- Dataset:

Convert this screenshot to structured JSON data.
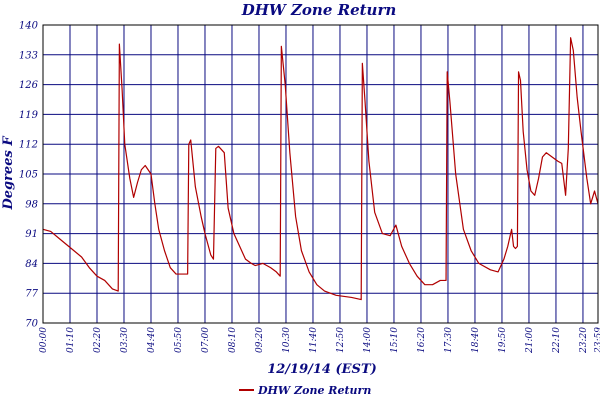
{
  "chart_data": {
    "type": "line",
    "title": "DHW Zone Return",
    "xlabel": "12/19/14 (EST)",
    "ylabel": "Degrees F",
    "ylim": [
      70,
      140
    ],
    "yticks": [
      "70",
      "77",
      "84",
      "91",
      "98",
      "105",
      "112",
      "119",
      "126",
      "133",
      "140"
    ],
    "xlim": [
      "00:00",
      "23:59"
    ],
    "xticks": [
      "00:00",
      "01:10",
      "02:20",
      "03:30",
      "04:40",
      "05:50",
      "07:00",
      "08:10",
      "09:20",
      "10:30",
      "11:40",
      "12:50",
      "14:00",
      "15:10",
      "16:20",
      "17:30",
      "18:40",
      "19:50",
      "21:00",
      "22:10",
      "23:20",
      "23:59"
    ],
    "grid": true,
    "legend_position": "bottom-center",
    "series": [
      {
        "name": "DHW Zone Return",
        "color": "#b00000",
        "points": [
          [
            "00:00",
            92
          ],
          [
            "00:20",
            91.5
          ],
          [
            "00:40",
            90
          ],
          [
            "01:00",
            88.5
          ],
          [
            "01:20",
            87
          ],
          [
            "01:40",
            85.5
          ],
          [
            "02:00",
            83
          ],
          [
            "02:20",
            81
          ],
          [
            "02:40",
            80
          ],
          [
            "03:00",
            78
          ],
          [
            "03:15",
            77.5
          ],
          [
            "03:18",
            135.5
          ],
          [
            "03:25",
            125
          ],
          [
            "03:32",
            112
          ],
          [
            "03:45",
            104
          ],
          [
            "03:55",
            99.5
          ],
          [
            "04:05",
            103
          ],
          [
            "04:15",
            106
          ],
          [
            "04:25",
            107
          ],
          [
            "04:40",
            105
          ],
          [
            "04:50",
            98
          ],
          [
            "05:00",
            92
          ],
          [
            "05:15",
            87
          ],
          [
            "05:30",
            83
          ],
          [
            "05:45",
            81.5
          ],
          [
            "06:15",
            81.5
          ],
          [
            "06:18",
            112
          ],
          [
            "06:23",
            113
          ],
          [
            "06:35",
            102
          ],
          [
            "06:50",
            95
          ],
          [
            "07:00",
            91
          ],
          [
            "07:15",
            86
          ],
          [
            "07:22",
            85
          ],
          [
            "07:28",
            111
          ],
          [
            "07:35",
            111.5
          ],
          [
            "07:50",
            110
          ],
          [
            "08:00",
            97
          ],
          [
            "08:15",
            91
          ],
          [
            "08:30",
            88
          ],
          [
            "08:45",
            85
          ],
          [
            "09:00",
            84
          ],
          [
            "09:10",
            83.5
          ],
          [
            "09:30",
            84
          ],
          [
            "09:50",
            83
          ],
          [
            "10:05",
            82
          ],
          [
            "10:15",
            81
          ],
          [
            "10:18",
            135
          ],
          [
            "10:28",
            126
          ],
          [
            "10:40",
            110
          ],
          [
            "10:55",
            95
          ],
          [
            "11:10",
            87
          ],
          [
            "11:30",
            82
          ],
          [
            "11:50",
            79
          ],
          [
            "12:10",
            77.5
          ],
          [
            "12:40",
            76.5
          ],
          [
            "13:20",
            76
          ],
          [
            "13:45",
            75.5
          ],
          [
            "13:48",
            131
          ],
          [
            "13:55",
            122
          ],
          [
            "14:05",
            108
          ],
          [
            "14:20",
            96
          ],
          [
            "14:40",
            91
          ],
          [
            "15:00",
            90.5
          ],
          [
            "15:15",
            93
          ],
          [
            "15:30",
            88
          ],
          [
            "15:50",
            84
          ],
          [
            "16:10",
            81
          ],
          [
            "16:30",
            79
          ],
          [
            "16:50",
            79
          ],
          [
            "17:10",
            80
          ],
          [
            "17:25",
            80
          ],
          [
            "17:28",
            129
          ],
          [
            "17:35",
            122
          ],
          [
            "17:50",
            105
          ],
          [
            "18:10",
            92
          ],
          [
            "18:30",
            87
          ],
          [
            "18:50",
            84
          ],
          [
            "19:20",
            82.5
          ],
          [
            "19:40",
            82
          ],
          [
            "19:55",
            85
          ],
          [
            "20:05",
            88
          ],
          [
            "20:15",
            92
          ],
          [
            "20:20",
            88
          ],
          [
            "20:25",
            87.5
          ],
          [
            "20:30",
            88
          ],
          [
            "20:33",
            129
          ],
          [
            "20:38",
            127
          ],
          [
            "20:45",
            115
          ],
          [
            "20:55",
            106
          ],
          [
            "21:05",
            101
          ],
          [
            "21:15",
            100
          ],
          [
            "21:25",
            104
          ],
          [
            "21:35",
            109
          ],
          [
            "21:45",
            110
          ],
          [
            "22:00",
            109
          ],
          [
            "22:15",
            108
          ],
          [
            "22:25",
            107.5
          ],
          [
            "22:35",
            100
          ],
          [
            "22:42",
            111
          ],
          [
            "22:48",
            137
          ],
          [
            "22:55",
            134
          ],
          [
            "23:05",
            123
          ],
          [
            "23:15",
            115
          ],
          [
            "23:30",
            104
          ],
          [
            "23:40",
            98
          ],
          [
            "23:50",
            101
          ],
          [
            "23:59",
            98
          ]
        ]
      }
    ]
  }
}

- Task: Count the lines of the listing above that include the word "Zone" and state the total with nothing else.

- Problem solution: 2